[DIRECTIONS FOR THIS TASK] Identify each line below that contains the word "American", and copy it out.

[Data entries]
"""
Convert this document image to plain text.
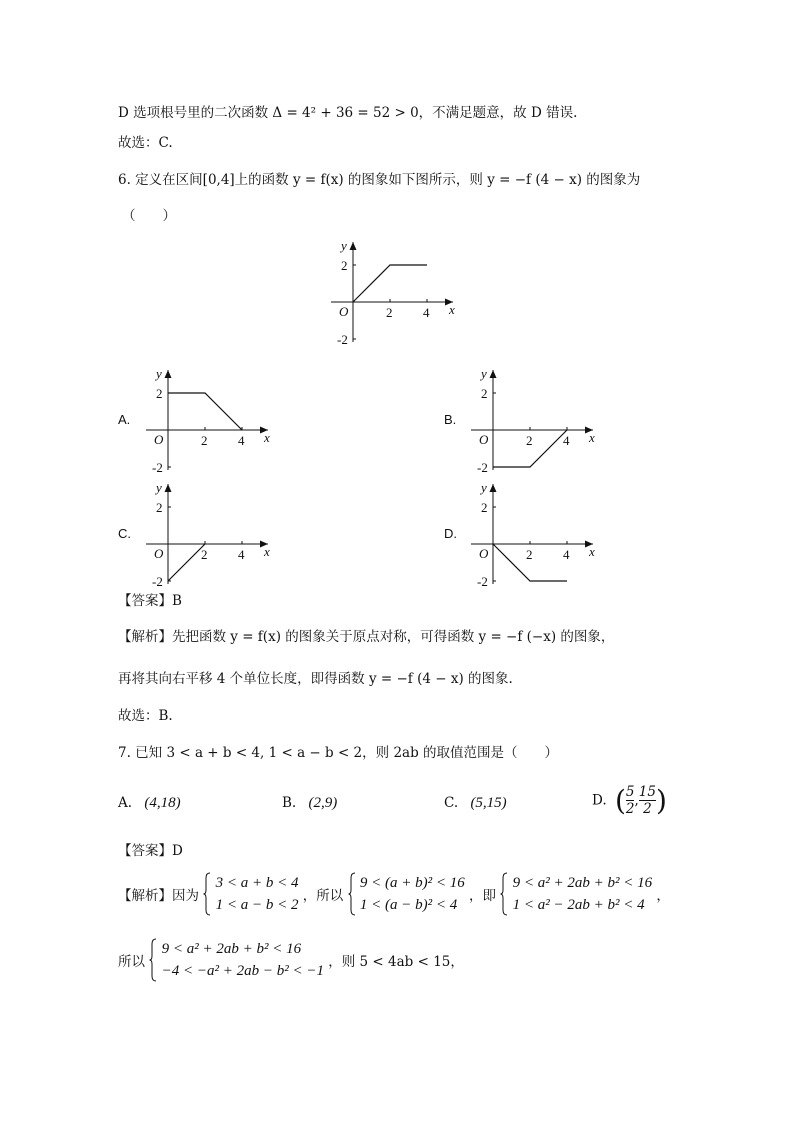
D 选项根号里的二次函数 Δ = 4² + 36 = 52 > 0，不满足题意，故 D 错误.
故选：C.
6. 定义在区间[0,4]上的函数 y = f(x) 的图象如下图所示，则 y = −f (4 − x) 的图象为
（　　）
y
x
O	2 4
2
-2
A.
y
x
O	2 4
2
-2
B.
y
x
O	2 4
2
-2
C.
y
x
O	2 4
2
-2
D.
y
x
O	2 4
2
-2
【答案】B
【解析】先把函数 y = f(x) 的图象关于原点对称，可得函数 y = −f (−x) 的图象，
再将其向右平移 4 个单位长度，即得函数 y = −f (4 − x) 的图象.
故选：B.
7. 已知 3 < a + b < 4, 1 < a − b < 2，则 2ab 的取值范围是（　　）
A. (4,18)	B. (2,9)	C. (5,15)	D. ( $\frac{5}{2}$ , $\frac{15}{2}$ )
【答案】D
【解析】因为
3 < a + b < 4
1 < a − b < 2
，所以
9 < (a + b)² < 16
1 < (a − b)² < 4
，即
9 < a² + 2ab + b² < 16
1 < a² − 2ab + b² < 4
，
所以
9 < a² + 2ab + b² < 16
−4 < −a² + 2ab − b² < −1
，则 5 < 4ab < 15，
"""
"""
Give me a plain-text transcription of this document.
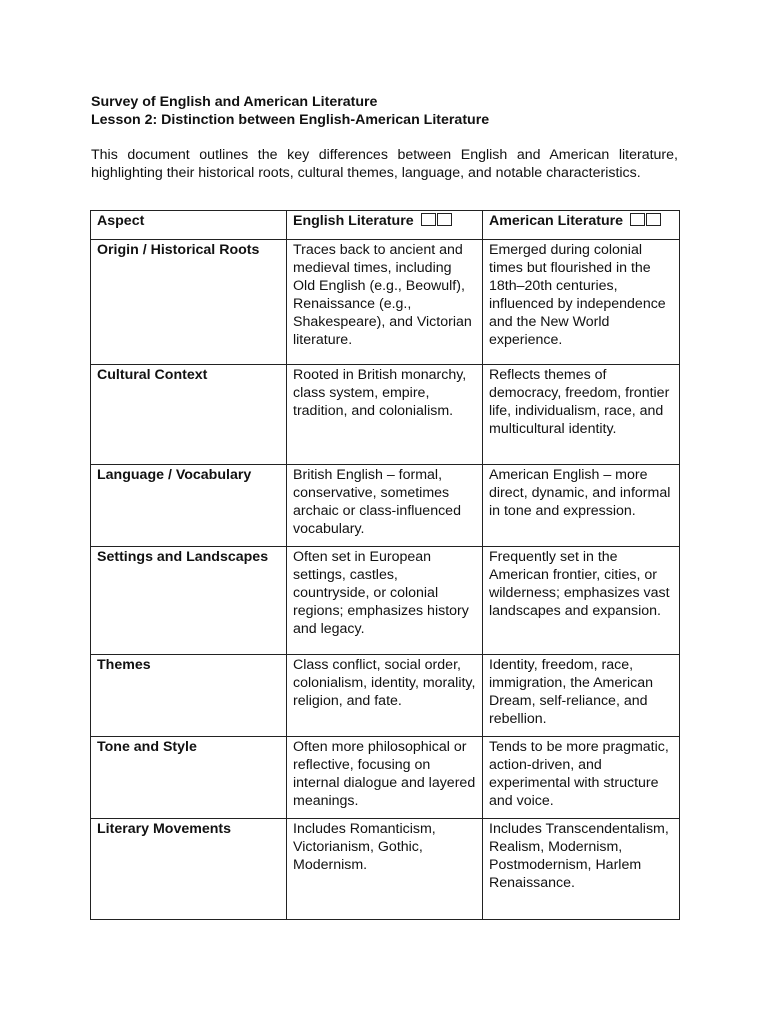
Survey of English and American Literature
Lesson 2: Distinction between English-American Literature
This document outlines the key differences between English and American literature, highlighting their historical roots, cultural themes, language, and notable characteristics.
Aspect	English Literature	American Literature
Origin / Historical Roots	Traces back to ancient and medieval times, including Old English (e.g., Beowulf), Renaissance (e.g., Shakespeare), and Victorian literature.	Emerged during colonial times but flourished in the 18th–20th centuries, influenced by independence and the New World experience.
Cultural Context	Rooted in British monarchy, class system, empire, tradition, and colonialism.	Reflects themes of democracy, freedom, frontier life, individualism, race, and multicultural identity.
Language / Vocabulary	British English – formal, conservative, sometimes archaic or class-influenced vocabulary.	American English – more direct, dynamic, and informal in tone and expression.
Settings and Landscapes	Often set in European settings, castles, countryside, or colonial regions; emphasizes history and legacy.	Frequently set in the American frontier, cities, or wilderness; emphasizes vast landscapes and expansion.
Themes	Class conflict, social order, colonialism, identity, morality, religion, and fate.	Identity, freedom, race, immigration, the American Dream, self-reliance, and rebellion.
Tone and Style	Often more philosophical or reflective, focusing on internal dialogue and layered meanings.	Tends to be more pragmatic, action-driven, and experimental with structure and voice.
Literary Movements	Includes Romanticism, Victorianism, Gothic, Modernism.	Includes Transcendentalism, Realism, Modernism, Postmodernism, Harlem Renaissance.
"""
[EXERCISE RESULT]
Survey of English and American Literature
Lesson 2: Distinction between English-American Literature
This document outlines the key differences between English and American literature, highlighting their historical roots, cultural themes, language, and notable characteristics.
Aspect	English Literature	American Literature
Language / Vocabulary	British English – formal, conservative, sometimes archaic or class-influenced vocabulary.	American English – more direct, dynamic, and informal in tone and expression.
Settings and Landscapes	Often set in European settings, castles, countryside, or colonial regions; emphasizes history and legacy.	Frequently set in the American frontier, cities, or wilderness; emphasizes vast landscapes and expansion.
Themes	Class conflict, social order, colonialism, identity, morality, religion, and fate.	Identity, freedom, race, immigration, the American Dream, self-reliance, and rebellion.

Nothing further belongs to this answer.